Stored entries
## START

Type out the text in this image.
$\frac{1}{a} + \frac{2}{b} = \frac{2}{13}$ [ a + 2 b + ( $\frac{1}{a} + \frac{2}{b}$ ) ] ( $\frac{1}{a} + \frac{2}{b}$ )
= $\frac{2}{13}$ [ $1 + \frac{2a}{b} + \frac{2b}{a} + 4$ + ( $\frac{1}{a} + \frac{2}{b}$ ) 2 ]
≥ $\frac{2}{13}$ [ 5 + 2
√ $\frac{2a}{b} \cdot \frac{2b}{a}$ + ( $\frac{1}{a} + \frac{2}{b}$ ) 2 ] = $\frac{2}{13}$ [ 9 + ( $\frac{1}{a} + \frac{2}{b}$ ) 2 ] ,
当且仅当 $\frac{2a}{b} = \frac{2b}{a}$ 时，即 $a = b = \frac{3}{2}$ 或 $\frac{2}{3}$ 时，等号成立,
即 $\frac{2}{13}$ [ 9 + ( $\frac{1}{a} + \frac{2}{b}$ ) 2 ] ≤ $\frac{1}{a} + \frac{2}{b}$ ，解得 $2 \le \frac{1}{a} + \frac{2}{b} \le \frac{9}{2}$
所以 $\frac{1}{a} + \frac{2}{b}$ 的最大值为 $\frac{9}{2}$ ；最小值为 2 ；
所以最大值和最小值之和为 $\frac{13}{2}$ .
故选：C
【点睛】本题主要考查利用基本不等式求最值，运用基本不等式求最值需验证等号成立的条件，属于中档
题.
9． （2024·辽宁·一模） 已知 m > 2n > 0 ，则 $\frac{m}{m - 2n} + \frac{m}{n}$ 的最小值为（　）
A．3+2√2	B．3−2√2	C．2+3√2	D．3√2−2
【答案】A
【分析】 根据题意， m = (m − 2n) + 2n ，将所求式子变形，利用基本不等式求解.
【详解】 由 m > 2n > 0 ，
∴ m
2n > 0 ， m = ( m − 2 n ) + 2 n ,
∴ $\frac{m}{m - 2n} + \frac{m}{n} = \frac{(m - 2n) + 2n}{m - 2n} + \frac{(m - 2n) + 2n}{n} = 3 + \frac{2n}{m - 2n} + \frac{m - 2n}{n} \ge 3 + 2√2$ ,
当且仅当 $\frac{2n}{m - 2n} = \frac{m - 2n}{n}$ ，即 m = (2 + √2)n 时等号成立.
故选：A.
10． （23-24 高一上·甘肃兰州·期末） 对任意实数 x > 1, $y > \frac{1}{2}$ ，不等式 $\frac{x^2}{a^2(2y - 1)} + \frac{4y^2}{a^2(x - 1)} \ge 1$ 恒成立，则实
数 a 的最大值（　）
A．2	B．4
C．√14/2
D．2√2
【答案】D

## END

*Goal*
Print all of the entries exactly as they are written.

*Task response*
Type out the text in this image.
$\frac{1}{a} + \frac{2}{b} = \frac{2}{13}$ [ a + 2 b + ( $\frac{1}{a} + \frac{2}{b}$ ) ] ( $\frac{1}{a} + \frac{2}{b}$ )
= $\frac{2}{13}$ [ $1 + \frac{2a}{b} + \frac{2b}{a} + 4$ + ( $\frac{1}{a} + \frac{2}{b}$ ) 2 ]
≥ $\frac{2}{13}$ [ 5 + 2
√ $\frac{2a}{b} \cdot \frac{2b}{a}$ + ( $\frac{1}{a} + \frac{2}{b}$ ) 2 ] = $\frac{2}{13}$ [ 9 + ( $\frac{1}{a} + \frac{2}{b}$ ) 2 ] ,
当且仅当 $\frac{2a}{b} = \frac{2b}{a}$ 时，即 $a = b = \frac{3}{2}$ 或 $\frac{2}{3}$ 时，等号成立,
即 $\frac{2}{13}$ [ 9 + ( $\frac{1}{a} + \frac{2}{b}$ ) 2 ] ≤ $\frac{1}{a} + \frac{2}{b}$ ，解得 $2 \le \frac{1}{a} + \frac{2}{b} \le \frac{9}{2}$
所以 $\frac{1}{a} + \frac{2}{b}$ 的最大值为 $\frac{9}{2}$ ；最小值为 2 ；
所以最大值和最小值之和为 $\frac{13}{2}$ .
故选：C
【点睛】本题主要考查利用基本不等式求最值，运用基本不等式求最值需验证等号成立的条件，属于中档
题.
9． （2024·辽宁·一模） 已知 m > 2n > 0 ，则 $\frac{m}{m - 2n} + \frac{m}{n}$ 的最小值为（　）
A．3+2√2	B．3−2√2	C．2+3√2	D．3√2−2
【答案】A
【分析】 根据题意， m = (m − 2n) + 2n ，将所求式子变形，利用基本不等式求解.
【详解】 由 m > 2n > 0 ，
∴ m
2n > 0 ， m = ( m − 2 n ) + 2 n ,
∴ $\frac{m}{m - 2n} + \frac{m}{n} = \frac{(m - 2n) + 2n}{m - 2n} + \frac{(m - 2n) + 2n}{n} = 3 + \frac{2n}{m - 2n} + \frac{m - 2n}{n} \ge 3 + 2√2$ ,
当且仅当 $\frac{2n}{m - 2n} = \frac{m - 2n}{n}$ ，即 m = (2 + √2)n 时等号成立.
故选：A.
10． （23-24 高一上·甘肃兰州·期末） 对任意实数 x > 1, $y > \frac{1}{2}$ ，不等式 $\frac{x^2}{a^2(2y - 1)} + \frac{4y^2}{a^2(x - 1)} \ge 1$ 恒成立，则实
数 a 的最大值（　）
A．2	B．4
C．√14/2
D．2√2
【答案】D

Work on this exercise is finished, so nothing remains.